== Exercise material ==

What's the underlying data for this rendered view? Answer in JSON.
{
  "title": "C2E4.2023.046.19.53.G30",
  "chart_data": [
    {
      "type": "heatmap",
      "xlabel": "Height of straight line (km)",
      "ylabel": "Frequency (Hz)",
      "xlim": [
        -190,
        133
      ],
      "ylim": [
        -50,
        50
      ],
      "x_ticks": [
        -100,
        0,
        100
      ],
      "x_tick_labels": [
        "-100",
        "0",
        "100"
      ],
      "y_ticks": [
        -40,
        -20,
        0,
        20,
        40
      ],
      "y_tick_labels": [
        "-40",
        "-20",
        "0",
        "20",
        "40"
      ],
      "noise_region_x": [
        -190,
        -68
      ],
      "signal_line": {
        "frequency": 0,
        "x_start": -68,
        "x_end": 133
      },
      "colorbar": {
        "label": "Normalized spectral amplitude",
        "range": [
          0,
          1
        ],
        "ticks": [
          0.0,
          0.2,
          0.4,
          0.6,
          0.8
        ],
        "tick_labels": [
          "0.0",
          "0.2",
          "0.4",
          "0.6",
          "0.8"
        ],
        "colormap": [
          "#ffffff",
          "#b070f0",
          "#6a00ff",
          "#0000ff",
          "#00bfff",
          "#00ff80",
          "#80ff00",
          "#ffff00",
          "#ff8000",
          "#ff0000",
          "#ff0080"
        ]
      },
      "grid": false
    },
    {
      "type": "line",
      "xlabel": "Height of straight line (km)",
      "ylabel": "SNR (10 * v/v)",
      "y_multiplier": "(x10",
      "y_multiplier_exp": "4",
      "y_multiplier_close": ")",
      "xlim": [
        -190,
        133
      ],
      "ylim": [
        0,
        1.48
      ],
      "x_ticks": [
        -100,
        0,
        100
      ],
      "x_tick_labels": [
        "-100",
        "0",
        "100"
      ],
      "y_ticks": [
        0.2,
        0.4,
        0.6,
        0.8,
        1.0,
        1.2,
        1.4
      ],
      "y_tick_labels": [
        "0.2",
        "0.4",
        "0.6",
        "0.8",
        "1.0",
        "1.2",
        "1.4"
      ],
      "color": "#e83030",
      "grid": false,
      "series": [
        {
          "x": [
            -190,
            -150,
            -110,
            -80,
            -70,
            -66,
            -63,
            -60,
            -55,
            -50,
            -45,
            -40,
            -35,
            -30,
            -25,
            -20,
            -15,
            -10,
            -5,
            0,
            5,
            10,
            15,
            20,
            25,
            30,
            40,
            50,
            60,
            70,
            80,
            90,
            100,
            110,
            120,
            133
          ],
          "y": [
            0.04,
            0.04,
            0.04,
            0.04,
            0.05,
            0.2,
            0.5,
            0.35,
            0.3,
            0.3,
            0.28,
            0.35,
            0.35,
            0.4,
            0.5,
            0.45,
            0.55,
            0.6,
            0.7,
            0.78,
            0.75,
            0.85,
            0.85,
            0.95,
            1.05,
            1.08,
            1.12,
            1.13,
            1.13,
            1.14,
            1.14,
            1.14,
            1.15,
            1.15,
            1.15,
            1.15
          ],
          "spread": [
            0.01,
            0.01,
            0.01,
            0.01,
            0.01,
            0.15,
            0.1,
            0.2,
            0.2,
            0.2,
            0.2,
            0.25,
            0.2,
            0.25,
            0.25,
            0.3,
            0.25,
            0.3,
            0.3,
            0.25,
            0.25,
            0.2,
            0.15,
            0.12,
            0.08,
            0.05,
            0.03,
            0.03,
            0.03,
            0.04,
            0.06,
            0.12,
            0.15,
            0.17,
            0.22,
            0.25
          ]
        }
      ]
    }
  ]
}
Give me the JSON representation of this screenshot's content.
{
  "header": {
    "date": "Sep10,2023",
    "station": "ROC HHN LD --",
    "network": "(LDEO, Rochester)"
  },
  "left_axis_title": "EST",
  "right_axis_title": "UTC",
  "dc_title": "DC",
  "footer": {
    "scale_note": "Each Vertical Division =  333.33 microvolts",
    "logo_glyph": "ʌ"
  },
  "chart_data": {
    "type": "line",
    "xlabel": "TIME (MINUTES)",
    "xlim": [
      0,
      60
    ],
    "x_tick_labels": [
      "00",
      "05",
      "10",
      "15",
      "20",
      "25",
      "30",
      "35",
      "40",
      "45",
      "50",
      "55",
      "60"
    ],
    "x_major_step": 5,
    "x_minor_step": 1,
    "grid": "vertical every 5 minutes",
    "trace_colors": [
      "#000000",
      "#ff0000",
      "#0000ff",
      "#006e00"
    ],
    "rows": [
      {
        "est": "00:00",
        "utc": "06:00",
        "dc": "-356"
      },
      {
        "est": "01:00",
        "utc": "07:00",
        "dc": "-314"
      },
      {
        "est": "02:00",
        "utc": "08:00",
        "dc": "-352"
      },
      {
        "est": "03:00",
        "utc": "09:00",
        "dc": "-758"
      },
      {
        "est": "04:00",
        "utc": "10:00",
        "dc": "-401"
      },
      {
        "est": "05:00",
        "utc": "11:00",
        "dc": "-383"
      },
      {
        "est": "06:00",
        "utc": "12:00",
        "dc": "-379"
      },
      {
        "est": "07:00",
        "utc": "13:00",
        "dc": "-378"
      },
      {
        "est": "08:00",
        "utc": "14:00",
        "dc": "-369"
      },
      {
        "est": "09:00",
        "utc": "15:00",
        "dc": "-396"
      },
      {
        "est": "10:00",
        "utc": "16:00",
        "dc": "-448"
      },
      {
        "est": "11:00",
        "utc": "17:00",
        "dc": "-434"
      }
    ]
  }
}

===

### [Job]
Return every record, word for word.

### [Output for this task]
What's the underlying data for this rendered view? Answer in JSON.
{
  "title": "C2E4.2023.046.19.53.G30",
  "chart_data": [
    {
      "type": "heatmap",
      "xlabel": "Height of straight line (km)",
      "ylabel": "Frequency (Hz)",
      "xlim": [
        -190,
        133
      ],
      "ylim": [
        -50,
        50
      ],
      "x_ticks": [
        -100,
        0,
        100
      ],
      "x_tick_labels": [
        "-100",
        "0",
        "100"
      ],
      "y_ticks": [
        -40,
        -20,
        0,
        20,
        40
      ],
      "y_tick_labels": [
        "-40",
        "-20",
        "0",
        "20",
        "40"
      ],
      "noise_region_x": [
        -190,
        -68
      ],
      "signal_line": {
        "frequency": 0,
        "x_start": -68,
        "x_end": 133
      },
      "colorbar": {
        "label": "Normalized spectral amplitude",
        "range": [
          0,
          1
        ],
        "ticks": [
          0.0,
          0.2,
          0.4,
          0.6,
          0.8
        ],
        "tick_labels": [
          "0.0",
          "0.2",
          "0.4",
          "0.6",
          "0.8"
        ],
        "colormap": [
          "#ffffff",
          "#b070f0",
          "#6a00ff",
          "#0000ff",
          "#00bfff",
          "#00ff80",
          "#80ff00",
          "#ffff00",
          "#ff8000",
          "#ff0000",
          "#ff0080"
        ]
      },
      "grid": false
    },
    {
      "type": "line",
      "xlabel": "Height of straight line (km)",
      "ylabel": "SNR (10 * v/v)",
      "y_multiplier": "(x10",
      "y_multiplier_exp": "4",
      "y_multiplier_close": ")",
      "xlim": [
        -190,
        133
      ],
      "ylim": [
        0,
        1.48
      ],
      "x_ticks": [
        -100,
        0,
        100
      ],
      "x_tick_labels": [
        "-100",
        "0",
        "100"
      ],
      "y_ticks": [
        0.2,
        0.4,
        0.6,
        0.8,
        1.0,
        1.2,
        1.4
      ],
      "y_tick_labels": [
        "0.2",
        "0.4",
        "0.6",
        "0.8",
        "1.0",
        "1.2",
        "1.4"
      ],
      "color": "#e83030",
      "grid": false,
      "series": [
        {
          "x": [
            -190,
            -150,
            -110,
            -80,
            -70,
            -66,
            -63,
            -60,
            -55,
            -50,
            -45,
            -40,
            -35,
            -30,
            -25,
            -20,
            -15,
            -10,
            -5,
            0,
            5,
            10,
            15,
            20,
            25,
            30,
            40,
            50,
            60,
            70,
            80,
            90,
            100,
            110,
            120,
            133
          ],
          "y": [
            0.04,
            0.04,
            0.04,
            0.04,
            0.05,
            0.2,
            0.5,
            0.35,
            0.3,
            0.3,
            0.28,
            0.35,
            0.35,
            0.4,
            0.5,
            0.45,
            0.55,
            0.6,
            0.7,
            0.78,
            0.75,
            0.85,
            0.85,
            0.95,
            1.05,
            1.08,
            1.12,
            1.13,
            1.13,
            1.14,
            1.14,
            1.14,
            1.15,
            1.15,
            1.15,
            1.15
          ],
          "spread": [
            0.01,
            0.01,
            0.01,
            0.01,
            0.01,
            0.15,
            0.1,
            0.2,
            0.2,
            0.2,
            0.2,
            0.25,
            0.2,
            0.25,
            0.25,
            0.3,
            0.25,
            0.3,
            0.3,
            0.25,
            0.25,
            0.2,
            0.15,
            0.12,
            0.08,
            0.05,
            0.03,
            0.03,
            0.03,
            0.04,
            0.06,
            0.12,
            0.15,
            0.17,
            0.22,
            0.25
          ]
        }
      ]
    }
  ]
}
Give me the JSON representation of this screenshot's content.
{
  "header": {
    "date": "Sep10,2023",
    "station": "ROC HHN LD --",
    "network": "(LDEO, Rochester)"
  },
  "left_axis_title": "EST",
  "right_axis_title": "UTC",
  "dc_title": "DC",
  "footer": {
    "scale_note": "Each Vertical Division =  333.33 microvolts",
    "logo_glyph": "ʌ"
  },
  "chart_data": {
    "type": "line",
    "xlabel": "TIME (MINUTES)",
    "xlim": [
      0,
      60
    ],
    "x_tick_labels": [
      "00",
      "05",
      "10",
      "15",
      "20",
      "25",
      "30",
      "35",
      "40",
      "45",
      "50",
      "55",
      "60"
    ],
    "x_major_step": 5,
    "x_minor_step": 1,
    "grid": "vertical every 5 minutes",
    "trace_colors": [
      "#000000",
      "#ff0000",
      "#0000ff",
      "#006e00"
    ],
    "rows": [
      {
        "est": "00:00",
        "utc": "06:00",
        "dc": "-356"
      },
      {
        "est": "01:00",
        "utc": "07:00",
        "dc": "-314"
      },
      {
        "est": "02:00",
        "utc": "08:00",
        "dc": "-352"
      },
      {
        "est": "03:00",
        "utc": "09:00",
        "dc": "-758"
      },
      {
        "est": "04:00",
        "utc": "10:00",
        "dc": "-401"
      },
      {
        "est": "05:00",
        "utc": "11:00",
        "dc": "-383"
      },
      {
        "est": "06:00",
        "utc": "12:00",
        "dc": "-379"
      },
      {
        "est": "07:00",
        "utc": "13:00",
        "dc": "-378"
      },
      {
        "est": "08:00",
        "utc": "14:00",
        "dc": "-369"
      },
      {
        "est": "09:00",
        "utc": "15:00",
        "dc": "-396"
      },
      {
        "est": "10:00",
        "utc": "16:00",
        "dc": "-448"
      },
      {
        "est": "11:00",
        "utc": "17:00",
        "dc": "-434"
      }
    ]
  }
}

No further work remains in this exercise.